- **What to work on**
Each record is to be printed again precisely as it reads.

- **Provided records**
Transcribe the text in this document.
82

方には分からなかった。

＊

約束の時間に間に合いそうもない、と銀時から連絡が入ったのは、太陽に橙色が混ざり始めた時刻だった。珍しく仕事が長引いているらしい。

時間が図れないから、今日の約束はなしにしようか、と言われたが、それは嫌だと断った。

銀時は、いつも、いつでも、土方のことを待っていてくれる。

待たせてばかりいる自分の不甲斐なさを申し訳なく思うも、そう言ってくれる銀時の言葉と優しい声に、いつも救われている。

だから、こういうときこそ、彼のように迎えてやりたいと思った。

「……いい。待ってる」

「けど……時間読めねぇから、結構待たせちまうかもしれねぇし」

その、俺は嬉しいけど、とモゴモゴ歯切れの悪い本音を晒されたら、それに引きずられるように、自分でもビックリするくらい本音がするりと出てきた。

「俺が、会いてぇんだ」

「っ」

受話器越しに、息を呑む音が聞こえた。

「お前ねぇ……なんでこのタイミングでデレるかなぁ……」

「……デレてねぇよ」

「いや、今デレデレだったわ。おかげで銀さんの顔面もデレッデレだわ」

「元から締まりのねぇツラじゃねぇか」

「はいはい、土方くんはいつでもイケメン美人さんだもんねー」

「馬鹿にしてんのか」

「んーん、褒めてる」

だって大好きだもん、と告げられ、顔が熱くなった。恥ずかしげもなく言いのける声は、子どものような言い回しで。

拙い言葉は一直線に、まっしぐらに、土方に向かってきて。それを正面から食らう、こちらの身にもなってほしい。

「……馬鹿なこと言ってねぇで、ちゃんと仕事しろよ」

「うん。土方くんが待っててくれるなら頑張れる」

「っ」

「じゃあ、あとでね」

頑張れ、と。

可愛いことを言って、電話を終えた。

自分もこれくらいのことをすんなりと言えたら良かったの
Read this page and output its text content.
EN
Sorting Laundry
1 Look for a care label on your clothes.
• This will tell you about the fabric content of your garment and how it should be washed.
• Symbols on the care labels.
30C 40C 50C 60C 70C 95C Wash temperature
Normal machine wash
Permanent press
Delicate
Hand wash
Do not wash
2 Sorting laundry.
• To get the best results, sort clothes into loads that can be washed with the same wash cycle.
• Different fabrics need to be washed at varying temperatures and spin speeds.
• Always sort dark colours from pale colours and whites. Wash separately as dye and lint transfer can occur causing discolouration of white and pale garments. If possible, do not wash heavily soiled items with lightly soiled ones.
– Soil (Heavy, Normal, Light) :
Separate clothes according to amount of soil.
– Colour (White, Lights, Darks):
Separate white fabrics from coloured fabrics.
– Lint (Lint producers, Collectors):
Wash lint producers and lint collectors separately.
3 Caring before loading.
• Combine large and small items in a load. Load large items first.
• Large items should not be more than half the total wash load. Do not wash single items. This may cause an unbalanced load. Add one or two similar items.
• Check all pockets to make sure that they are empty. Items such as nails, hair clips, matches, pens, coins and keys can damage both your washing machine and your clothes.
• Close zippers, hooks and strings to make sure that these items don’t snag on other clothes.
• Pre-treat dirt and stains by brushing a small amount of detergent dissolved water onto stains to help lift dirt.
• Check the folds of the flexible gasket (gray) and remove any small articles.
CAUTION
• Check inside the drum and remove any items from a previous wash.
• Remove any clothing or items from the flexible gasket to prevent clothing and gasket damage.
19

- **Response**
Transcribe the text in this document.
82

方には分からなかった。

＊

約束の時間に間に合いそうもない、と銀時から連絡が入ったのは、太陽に橙色が混ざり始めた時刻だった。珍しく仕事が長引いているらしい。

時間が図れないから、今日の約束はなしにしようか、と言われたが、それは嫌だと断った。

銀時は、いつも、いつでも、土方のことを待っていてくれる。

待たせてばかりいる自分の不甲斐なさを申し訳なく思うも、そう言ってくれる銀時の言葉と優しい声に、いつも救われている。

だから、こういうときこそ、彼のように迎えてやりたいと思った。

「……いい。待ってる」

「けど……時間読めねぇから、結構待たせちまうかもしれねぇし」

その、俺は嬉しいけど、とモゴモゴ歯切れの悪い本音を晒されたら、それに引きずられるように、自分でもビックリするくらい本音がするりと出てきた。

「俺が、会いてぇんだ」

「っ」

受話器越しに、息を呑む音が聞こえた。

「お前ねぇ……なんでこのタイミングでデレるかなぁ……」

「……デレてねぇよ」

「いや、今デレデレだったわ。おかげで銀さんの顔面もデレッデレだわ」

「元から締まりのねぇツラじゃねぇか」

「はいはい、土方くんはいつでもイケメン美人さんだもんねー」

「馬鹿にしてんのか」

「んーん、褒めてる」

だって大好きだもん、と告げられ、顔が熱くなった。恥ずかしげもなく言いのける声は、子どものような言い回しで。

拙い言葉は一直線に、まっしぐらに、土方に向かってきて。それを正面から食らう、こちらの身にもなってほしい。

「……馬鹿なこと言ってねぇで、ちゃんと仕事しろよ」

「うん。土方くんが待っててくれるなら頑張れる」

「っ」

「じゃあ、あとでね」

頑張れ、と。

可愛いことを言って、電話を終えた。

自分もこれくらいのことをすんなりと言えたら良かったの
Read this page and output its text content.
EN
Sorting Laundry
1 Look for a care label on your clothes.
• This will tell you about the fabric content of your garment and how it should be washed.
• Symbols on the care labels.
30C 40C 50C 60C 70C 95C Wash temperature
Normal machine wash
Permanent press
Delicate
Hand wash
Do not wash
2 Sorting laundry.
• To get the best results, sort clothes into loads that can be washed with the same wash cycle.
• Different fabrics need to be washed at varying temperatures and spin speeds.
• Always sort dark colours from pale colours and whites. Wash separately as dye and lint transfer can occur causing discolouration of white and pale garments. If possible, do not wash heavily soiled items with lightly soiled ones.
– Soil (Heavy, Normal, Light) :
Separate clothes according to amount of soil.
– Colour (White, Lights, Darks):
Separate white fabrics from coloured fabrics.
– Lint (Lint producers, Collectors):
Wash lint producers and lint collectors separately.
3 Caring before loading.
• Combine large and small items in a load. Load large items first.
• Large items should not be more than half the total wash load. Do not wash single items. This may cause an unbalanced load. Add one or two similar items.
• Check all pockets to make sure that they are empty. Items such as nails, hair clips, matches, pens, coins and keys can damage both your washing machine and your clothes.
• Close zippers, hooks and strings to make sure that these items don’t snag on other clothes.
• Pre-treat dirt and stains by brushing a small amount of detergent dissolved water onto stains to help lift dirt.
• Check the folds of the flexible gasket (gray) and remove any small articles.
CAUTION
• Check inside the drum and remove any items from a previous wash.
• Remove any clothing or items from the flexible gasket to prevent clothing and gasket damage.
19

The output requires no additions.